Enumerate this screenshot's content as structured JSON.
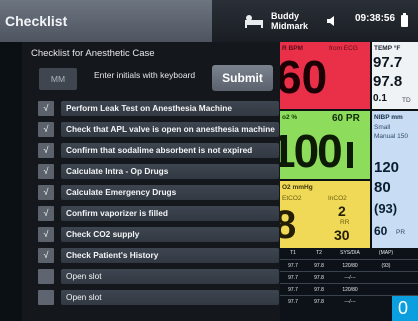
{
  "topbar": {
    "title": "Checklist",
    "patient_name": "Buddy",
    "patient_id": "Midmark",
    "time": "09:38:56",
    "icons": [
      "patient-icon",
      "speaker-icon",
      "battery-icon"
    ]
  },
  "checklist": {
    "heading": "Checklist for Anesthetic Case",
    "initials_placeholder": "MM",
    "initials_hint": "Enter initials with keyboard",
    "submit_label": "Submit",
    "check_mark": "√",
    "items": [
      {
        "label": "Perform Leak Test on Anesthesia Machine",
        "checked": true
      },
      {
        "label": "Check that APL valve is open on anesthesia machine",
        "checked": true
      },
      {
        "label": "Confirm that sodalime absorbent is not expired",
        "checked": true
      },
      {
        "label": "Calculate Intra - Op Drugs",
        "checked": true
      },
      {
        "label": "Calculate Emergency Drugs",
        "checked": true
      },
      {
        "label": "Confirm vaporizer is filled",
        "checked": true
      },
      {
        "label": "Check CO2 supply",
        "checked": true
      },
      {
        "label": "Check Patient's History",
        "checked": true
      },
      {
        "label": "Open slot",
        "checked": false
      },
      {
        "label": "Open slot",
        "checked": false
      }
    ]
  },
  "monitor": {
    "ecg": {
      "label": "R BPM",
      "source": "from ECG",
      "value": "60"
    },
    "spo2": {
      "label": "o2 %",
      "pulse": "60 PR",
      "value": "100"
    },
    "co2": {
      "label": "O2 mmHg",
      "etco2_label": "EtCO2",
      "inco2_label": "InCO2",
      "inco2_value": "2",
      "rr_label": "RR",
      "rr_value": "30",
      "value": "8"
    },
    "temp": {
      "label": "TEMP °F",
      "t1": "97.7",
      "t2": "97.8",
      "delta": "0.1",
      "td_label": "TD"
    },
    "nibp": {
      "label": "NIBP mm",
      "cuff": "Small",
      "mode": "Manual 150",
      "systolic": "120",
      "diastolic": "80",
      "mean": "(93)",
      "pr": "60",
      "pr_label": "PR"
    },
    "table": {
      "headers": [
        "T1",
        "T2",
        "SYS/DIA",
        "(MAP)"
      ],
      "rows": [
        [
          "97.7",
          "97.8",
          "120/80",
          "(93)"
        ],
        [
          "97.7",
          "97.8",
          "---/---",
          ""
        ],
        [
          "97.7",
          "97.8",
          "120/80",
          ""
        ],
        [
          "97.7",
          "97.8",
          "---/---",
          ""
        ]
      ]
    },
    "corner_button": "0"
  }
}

Exercise details ▸
Gather all lines from the records above in which "that" appears.

Answer for this exercise ▸
        "label": "Check that APL valve is open on anesthesia machine",
        "label": "Confirm that sodalime absorbent is not expired",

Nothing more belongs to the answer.